→ TASK GOAL
Count how many lines include "الجد" and answer with that number only.

>>

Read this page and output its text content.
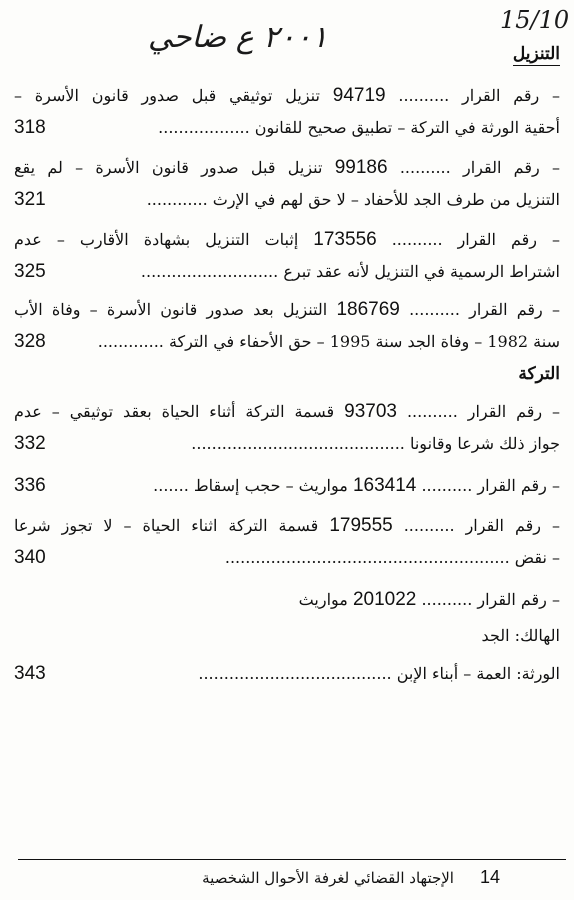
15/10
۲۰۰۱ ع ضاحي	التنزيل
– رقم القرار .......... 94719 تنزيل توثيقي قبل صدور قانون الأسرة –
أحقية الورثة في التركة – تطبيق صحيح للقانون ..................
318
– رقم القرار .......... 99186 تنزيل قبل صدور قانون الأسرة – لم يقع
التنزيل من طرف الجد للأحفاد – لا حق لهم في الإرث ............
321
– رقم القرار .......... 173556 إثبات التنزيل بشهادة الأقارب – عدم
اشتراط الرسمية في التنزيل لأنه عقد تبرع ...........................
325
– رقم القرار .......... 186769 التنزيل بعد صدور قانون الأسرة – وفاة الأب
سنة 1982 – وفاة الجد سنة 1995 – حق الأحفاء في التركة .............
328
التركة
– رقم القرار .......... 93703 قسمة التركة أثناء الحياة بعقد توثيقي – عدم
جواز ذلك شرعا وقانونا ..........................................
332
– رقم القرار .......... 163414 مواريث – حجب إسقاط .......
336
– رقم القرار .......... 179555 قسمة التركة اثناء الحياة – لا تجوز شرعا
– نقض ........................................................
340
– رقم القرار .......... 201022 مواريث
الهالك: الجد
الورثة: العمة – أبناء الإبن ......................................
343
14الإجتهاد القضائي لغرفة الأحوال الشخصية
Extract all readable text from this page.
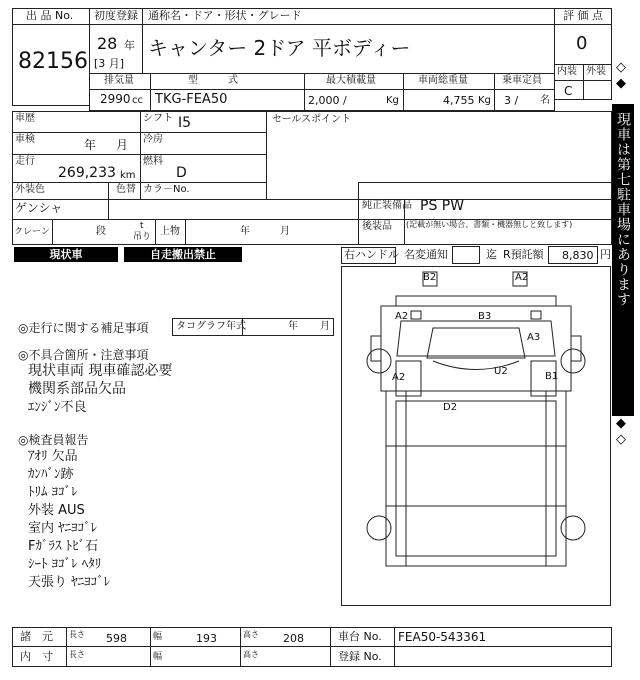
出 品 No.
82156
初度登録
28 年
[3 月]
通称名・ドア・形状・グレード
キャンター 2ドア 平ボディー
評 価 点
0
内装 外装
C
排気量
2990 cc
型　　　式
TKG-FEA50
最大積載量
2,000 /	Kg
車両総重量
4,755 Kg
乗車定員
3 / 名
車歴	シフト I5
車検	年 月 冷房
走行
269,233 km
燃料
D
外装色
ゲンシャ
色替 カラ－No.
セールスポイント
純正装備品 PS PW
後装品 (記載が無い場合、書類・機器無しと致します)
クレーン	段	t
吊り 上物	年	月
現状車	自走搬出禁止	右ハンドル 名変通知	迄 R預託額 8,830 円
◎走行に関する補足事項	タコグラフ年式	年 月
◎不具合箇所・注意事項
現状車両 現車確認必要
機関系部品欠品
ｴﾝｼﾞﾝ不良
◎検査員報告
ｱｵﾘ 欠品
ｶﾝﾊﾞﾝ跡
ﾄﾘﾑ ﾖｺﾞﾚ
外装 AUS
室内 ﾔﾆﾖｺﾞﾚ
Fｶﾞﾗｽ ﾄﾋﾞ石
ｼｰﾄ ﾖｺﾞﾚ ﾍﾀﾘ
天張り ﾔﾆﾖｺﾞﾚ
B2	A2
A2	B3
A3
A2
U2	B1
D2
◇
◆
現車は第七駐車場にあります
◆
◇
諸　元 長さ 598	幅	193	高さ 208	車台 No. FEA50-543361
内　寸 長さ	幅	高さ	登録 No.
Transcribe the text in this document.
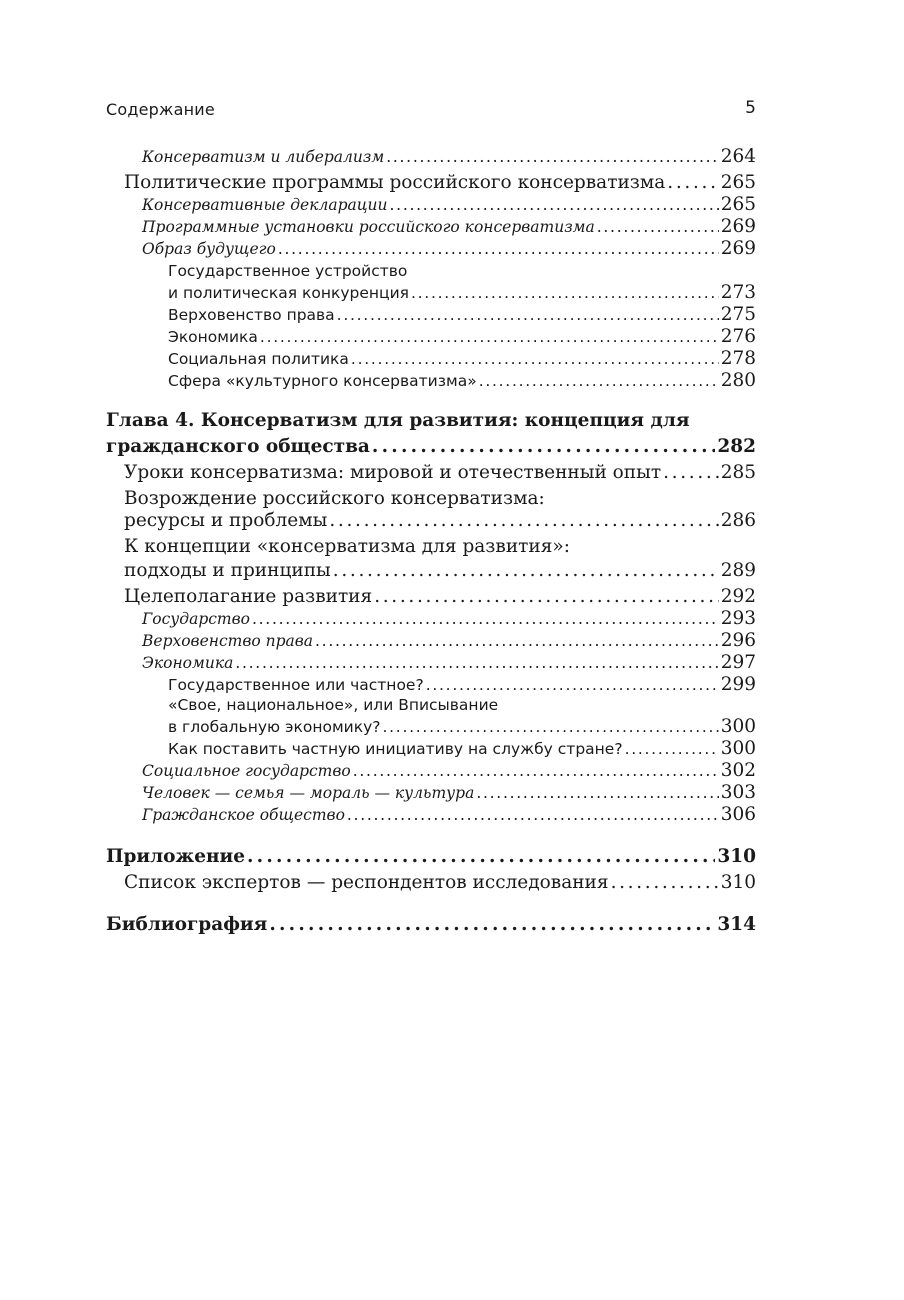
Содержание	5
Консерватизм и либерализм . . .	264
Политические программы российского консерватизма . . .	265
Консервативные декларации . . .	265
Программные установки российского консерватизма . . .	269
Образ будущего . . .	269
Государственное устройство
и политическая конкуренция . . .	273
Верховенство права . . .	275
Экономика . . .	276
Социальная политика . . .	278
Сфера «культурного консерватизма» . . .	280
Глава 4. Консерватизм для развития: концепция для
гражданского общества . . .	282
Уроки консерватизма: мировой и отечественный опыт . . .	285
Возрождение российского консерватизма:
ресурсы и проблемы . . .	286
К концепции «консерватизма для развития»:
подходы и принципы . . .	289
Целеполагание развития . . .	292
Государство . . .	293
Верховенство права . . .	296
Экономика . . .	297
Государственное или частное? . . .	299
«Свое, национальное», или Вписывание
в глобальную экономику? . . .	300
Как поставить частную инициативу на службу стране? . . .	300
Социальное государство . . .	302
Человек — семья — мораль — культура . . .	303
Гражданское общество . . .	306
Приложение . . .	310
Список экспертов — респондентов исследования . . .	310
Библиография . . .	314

<<
>>

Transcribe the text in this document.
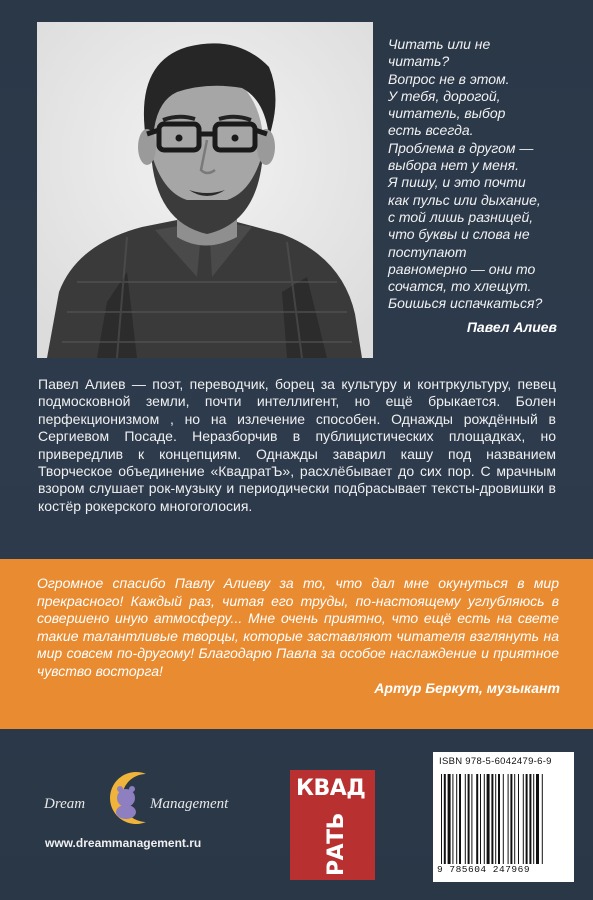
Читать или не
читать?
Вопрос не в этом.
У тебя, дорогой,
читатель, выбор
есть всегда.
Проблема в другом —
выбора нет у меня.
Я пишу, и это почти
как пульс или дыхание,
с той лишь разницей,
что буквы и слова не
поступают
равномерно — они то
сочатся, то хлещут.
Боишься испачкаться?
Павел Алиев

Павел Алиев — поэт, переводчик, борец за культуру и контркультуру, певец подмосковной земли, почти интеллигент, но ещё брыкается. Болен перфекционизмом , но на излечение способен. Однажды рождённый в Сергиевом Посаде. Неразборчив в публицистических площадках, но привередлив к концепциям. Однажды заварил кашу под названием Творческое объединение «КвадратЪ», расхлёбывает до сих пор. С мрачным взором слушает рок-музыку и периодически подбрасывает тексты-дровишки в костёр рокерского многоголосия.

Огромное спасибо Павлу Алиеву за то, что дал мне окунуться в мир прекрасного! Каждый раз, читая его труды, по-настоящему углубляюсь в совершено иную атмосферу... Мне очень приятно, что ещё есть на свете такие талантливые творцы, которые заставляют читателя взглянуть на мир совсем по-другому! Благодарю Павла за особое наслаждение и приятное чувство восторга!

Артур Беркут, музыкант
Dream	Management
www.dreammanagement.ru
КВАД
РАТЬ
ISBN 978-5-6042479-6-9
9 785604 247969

<<
>>

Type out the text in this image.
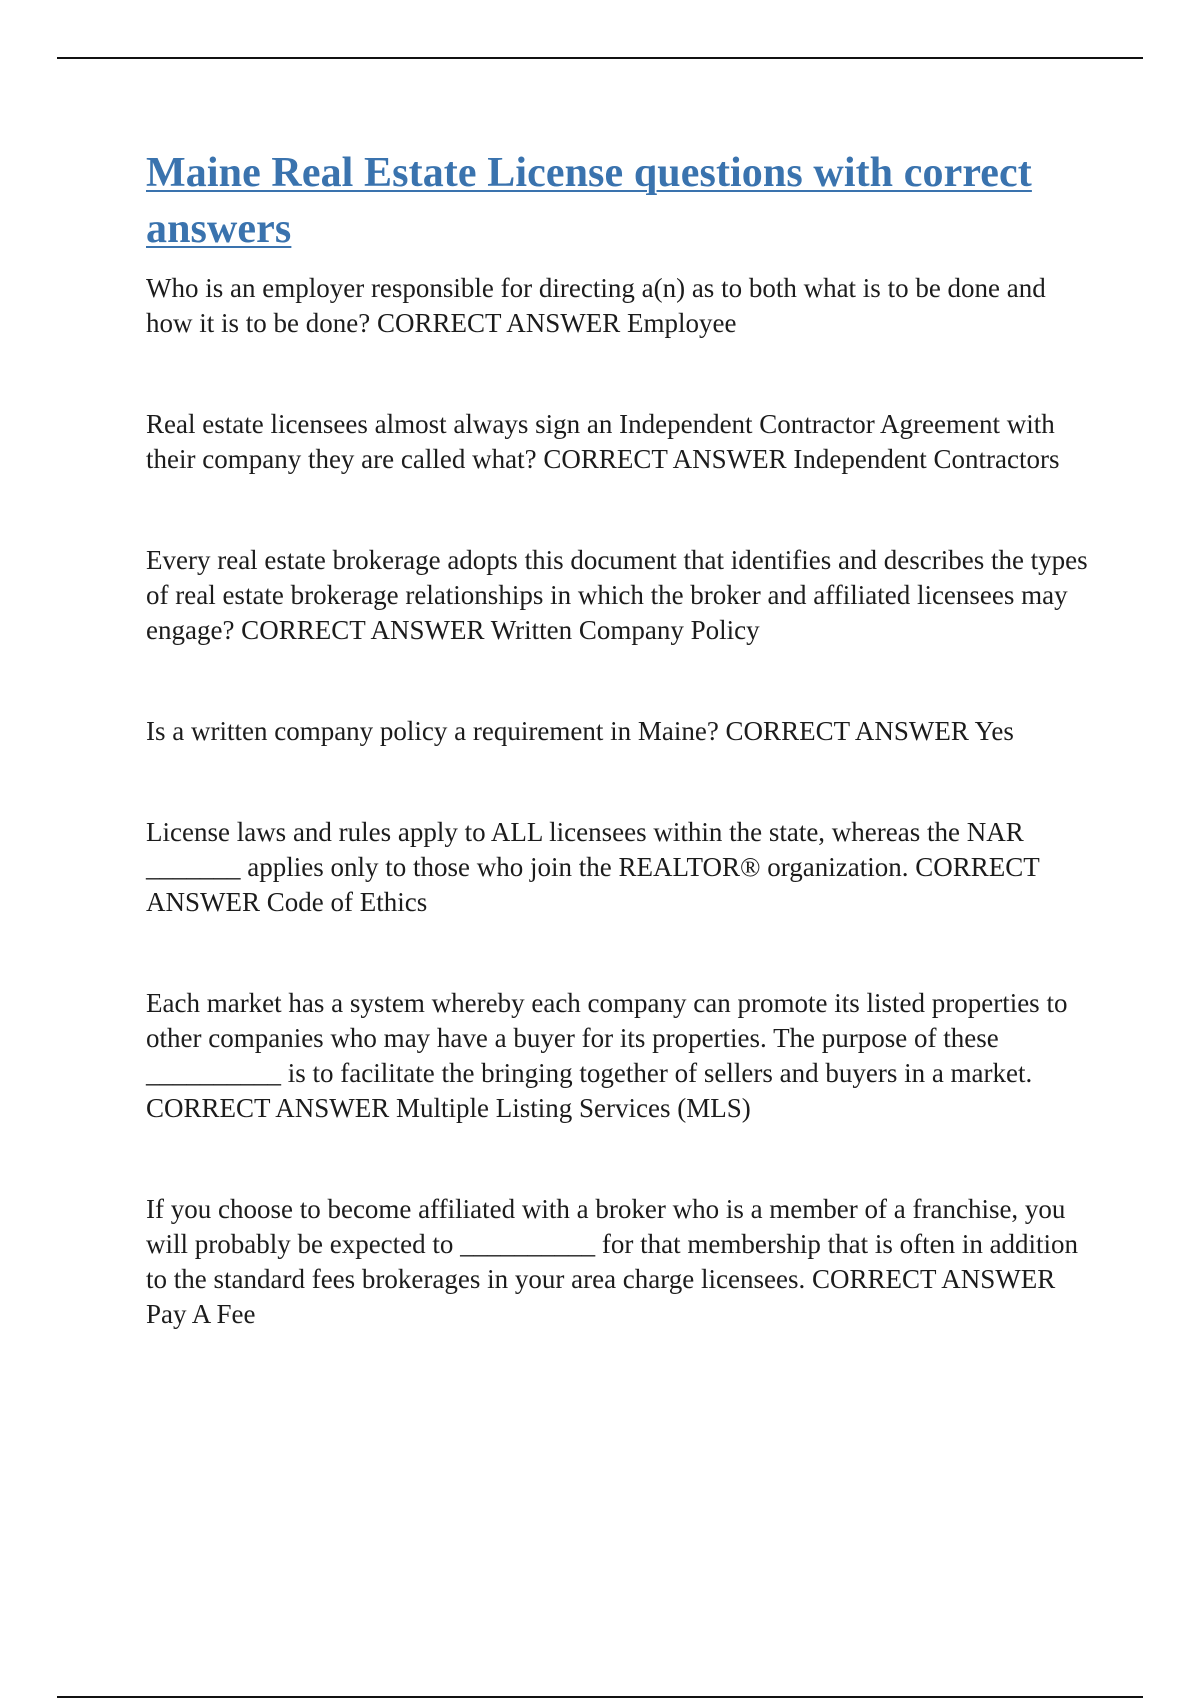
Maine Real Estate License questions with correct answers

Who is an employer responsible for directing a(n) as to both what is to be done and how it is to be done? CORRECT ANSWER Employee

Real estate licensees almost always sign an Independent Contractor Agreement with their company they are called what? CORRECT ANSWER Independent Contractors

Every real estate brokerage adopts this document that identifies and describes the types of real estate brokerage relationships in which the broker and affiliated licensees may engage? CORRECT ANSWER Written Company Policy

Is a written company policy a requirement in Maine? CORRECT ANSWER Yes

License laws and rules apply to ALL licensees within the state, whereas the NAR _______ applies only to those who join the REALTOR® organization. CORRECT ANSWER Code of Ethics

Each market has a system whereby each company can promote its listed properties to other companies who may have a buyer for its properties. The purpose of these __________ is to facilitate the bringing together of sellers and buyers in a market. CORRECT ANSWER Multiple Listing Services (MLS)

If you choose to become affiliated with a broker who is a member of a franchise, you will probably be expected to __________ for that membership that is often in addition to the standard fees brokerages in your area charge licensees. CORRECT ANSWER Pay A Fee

<<

→ TASK SOLUTION
3